» WRITTEN EXERCISE: Pick out and copy each line in the items below that contains the string "model".

*** DATA FOR THIS TASK

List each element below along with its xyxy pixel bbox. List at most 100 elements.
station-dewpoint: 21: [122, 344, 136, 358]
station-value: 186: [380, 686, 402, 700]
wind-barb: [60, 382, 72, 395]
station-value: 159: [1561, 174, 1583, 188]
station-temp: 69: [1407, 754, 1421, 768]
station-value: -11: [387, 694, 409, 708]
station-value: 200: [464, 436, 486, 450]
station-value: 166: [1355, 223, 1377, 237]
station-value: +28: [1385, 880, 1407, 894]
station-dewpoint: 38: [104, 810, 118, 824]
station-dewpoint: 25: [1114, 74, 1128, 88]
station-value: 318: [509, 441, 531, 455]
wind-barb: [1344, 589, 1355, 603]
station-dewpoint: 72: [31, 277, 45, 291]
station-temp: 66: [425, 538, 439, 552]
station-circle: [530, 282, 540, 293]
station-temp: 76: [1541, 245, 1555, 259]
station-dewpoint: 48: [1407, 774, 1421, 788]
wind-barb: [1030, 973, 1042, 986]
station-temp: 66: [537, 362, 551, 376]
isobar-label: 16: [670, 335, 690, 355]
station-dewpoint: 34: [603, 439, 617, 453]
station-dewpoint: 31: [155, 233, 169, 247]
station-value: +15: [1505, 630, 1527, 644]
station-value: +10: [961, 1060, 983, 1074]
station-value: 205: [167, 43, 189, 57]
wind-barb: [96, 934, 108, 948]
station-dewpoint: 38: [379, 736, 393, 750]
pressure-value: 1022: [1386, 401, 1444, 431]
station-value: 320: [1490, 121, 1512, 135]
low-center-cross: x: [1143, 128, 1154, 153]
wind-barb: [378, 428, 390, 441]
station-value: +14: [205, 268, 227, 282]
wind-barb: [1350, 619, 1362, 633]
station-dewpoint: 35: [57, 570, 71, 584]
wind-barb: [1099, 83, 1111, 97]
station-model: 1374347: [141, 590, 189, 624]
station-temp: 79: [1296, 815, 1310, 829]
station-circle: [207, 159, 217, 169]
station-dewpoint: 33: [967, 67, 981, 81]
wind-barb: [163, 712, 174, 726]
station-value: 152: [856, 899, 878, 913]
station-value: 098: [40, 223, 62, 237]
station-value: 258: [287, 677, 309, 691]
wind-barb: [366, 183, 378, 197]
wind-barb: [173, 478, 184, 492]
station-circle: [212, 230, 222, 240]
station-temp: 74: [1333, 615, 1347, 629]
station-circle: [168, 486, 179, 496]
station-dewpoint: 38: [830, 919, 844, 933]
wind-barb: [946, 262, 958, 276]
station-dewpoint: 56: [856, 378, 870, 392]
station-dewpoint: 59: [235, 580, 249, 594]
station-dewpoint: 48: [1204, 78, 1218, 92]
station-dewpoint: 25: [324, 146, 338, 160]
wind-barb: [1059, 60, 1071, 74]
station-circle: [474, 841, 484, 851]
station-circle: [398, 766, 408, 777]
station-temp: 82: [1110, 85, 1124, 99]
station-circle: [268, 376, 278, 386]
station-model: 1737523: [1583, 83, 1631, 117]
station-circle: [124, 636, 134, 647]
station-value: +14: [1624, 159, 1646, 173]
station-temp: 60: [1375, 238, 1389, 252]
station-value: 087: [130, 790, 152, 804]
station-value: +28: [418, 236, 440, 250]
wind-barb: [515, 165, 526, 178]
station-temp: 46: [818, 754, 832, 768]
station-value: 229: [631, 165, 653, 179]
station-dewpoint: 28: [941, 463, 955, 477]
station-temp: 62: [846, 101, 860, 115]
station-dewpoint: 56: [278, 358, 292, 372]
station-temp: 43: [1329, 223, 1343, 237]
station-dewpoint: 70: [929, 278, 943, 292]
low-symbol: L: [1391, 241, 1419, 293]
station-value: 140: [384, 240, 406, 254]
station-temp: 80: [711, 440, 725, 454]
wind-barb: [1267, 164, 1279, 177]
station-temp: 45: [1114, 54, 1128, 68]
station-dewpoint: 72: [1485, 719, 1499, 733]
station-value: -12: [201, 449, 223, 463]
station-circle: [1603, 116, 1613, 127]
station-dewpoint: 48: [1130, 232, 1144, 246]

******

» WORKED ANSWER:
station-model: 1374347: [141, 590, 189, 624]
station-model: 1737523: [1583, 83, 1631, 117]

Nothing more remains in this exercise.